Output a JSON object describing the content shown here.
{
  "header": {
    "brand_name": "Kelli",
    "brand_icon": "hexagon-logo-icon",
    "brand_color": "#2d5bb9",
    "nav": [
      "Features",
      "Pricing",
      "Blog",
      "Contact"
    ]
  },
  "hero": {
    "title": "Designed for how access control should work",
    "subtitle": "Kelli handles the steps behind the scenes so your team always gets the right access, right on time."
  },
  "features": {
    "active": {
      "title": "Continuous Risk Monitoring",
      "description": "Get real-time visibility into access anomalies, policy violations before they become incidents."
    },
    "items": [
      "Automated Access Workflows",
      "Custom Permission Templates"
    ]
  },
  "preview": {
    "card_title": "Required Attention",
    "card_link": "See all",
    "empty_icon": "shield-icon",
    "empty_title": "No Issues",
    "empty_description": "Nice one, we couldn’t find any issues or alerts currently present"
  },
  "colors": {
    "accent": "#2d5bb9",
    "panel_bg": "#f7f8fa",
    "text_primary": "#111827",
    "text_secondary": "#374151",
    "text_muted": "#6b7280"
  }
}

...

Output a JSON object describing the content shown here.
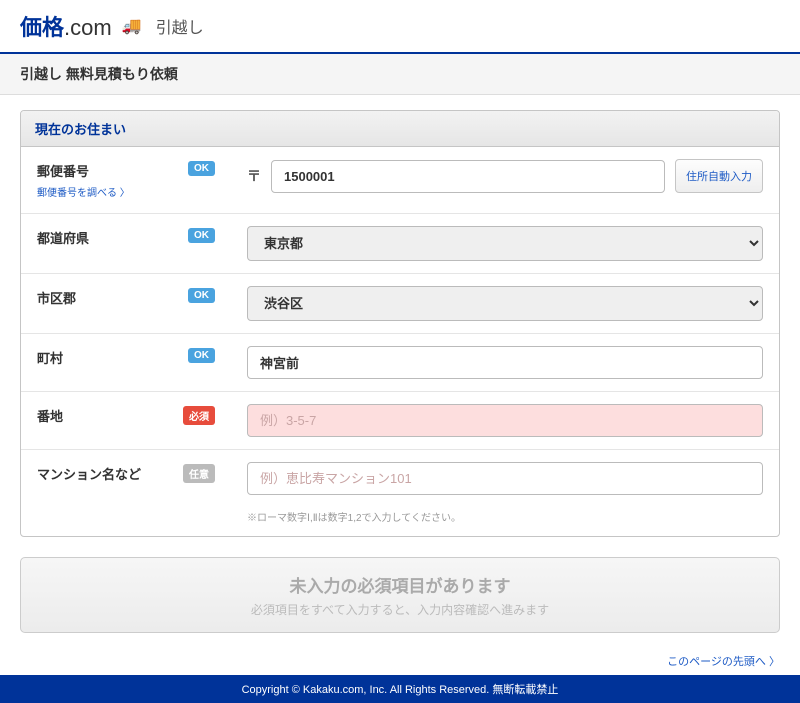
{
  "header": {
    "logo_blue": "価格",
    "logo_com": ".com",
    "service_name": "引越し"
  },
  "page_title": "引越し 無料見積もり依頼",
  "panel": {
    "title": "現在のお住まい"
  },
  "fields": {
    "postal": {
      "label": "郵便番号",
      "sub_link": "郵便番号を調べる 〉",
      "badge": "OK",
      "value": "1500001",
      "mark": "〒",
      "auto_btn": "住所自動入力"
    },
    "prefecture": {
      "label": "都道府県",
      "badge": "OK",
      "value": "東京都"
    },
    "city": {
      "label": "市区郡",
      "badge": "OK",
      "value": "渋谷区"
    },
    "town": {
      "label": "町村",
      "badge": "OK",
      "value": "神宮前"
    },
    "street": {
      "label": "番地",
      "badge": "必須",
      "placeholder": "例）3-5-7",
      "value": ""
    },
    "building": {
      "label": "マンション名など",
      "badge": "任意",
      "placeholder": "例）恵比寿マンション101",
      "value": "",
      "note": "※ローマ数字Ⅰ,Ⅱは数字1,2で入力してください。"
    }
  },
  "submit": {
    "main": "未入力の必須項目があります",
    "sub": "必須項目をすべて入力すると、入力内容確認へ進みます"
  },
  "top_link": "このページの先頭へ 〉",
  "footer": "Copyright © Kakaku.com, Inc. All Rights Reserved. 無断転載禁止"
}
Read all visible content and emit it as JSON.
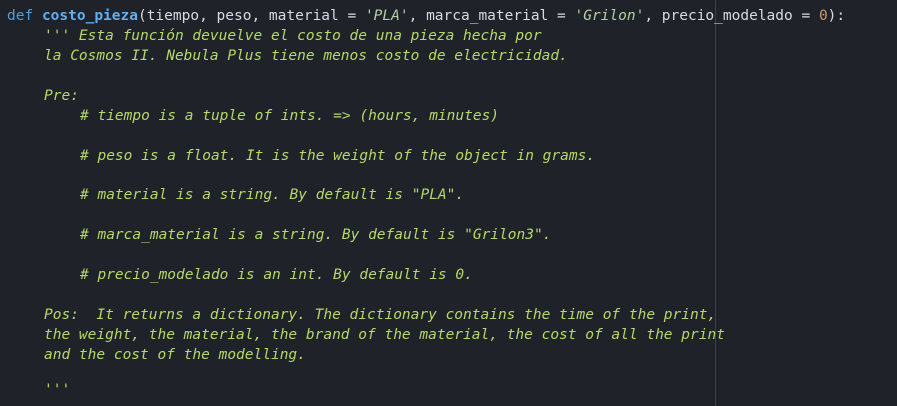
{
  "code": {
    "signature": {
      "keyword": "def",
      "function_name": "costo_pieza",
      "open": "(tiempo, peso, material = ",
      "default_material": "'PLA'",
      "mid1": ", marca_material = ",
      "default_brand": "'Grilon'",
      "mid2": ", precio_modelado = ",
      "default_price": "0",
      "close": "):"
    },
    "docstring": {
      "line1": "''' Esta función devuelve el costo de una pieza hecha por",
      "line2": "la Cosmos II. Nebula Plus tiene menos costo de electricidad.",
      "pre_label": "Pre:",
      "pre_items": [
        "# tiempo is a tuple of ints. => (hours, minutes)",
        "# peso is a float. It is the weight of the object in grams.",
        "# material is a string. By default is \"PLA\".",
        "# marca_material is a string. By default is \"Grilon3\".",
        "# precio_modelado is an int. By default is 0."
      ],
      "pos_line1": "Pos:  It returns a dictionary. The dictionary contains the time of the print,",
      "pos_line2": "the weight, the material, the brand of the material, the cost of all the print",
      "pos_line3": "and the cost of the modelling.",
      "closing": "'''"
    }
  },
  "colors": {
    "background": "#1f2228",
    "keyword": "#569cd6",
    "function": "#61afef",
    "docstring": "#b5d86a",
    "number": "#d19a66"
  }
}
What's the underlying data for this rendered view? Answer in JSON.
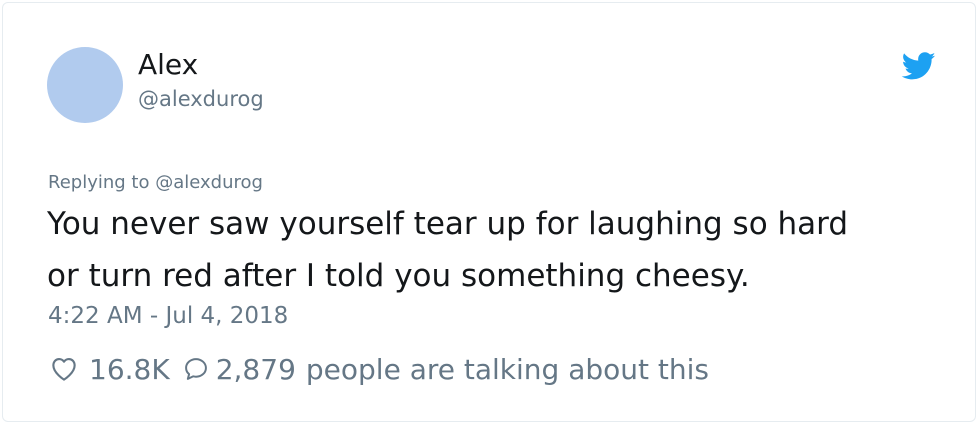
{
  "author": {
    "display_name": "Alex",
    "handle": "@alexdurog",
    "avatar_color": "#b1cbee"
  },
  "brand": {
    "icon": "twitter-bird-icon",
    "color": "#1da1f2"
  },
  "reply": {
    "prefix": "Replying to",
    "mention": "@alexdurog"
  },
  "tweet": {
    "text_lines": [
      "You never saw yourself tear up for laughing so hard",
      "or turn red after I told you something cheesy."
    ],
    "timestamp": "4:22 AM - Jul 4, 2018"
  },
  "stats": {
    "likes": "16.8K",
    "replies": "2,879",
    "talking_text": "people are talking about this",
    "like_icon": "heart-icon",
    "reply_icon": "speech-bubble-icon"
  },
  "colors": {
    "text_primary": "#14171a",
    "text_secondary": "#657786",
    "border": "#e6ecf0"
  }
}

▸ Written exercise
Copy out each line of the records that holds the string "Kelli".

▸ Answer to the exercise
    "brand_name": "Kelli",
    "subtitle": "Kelli handles the steps behind the scenes so your team always gets the right access, right on time."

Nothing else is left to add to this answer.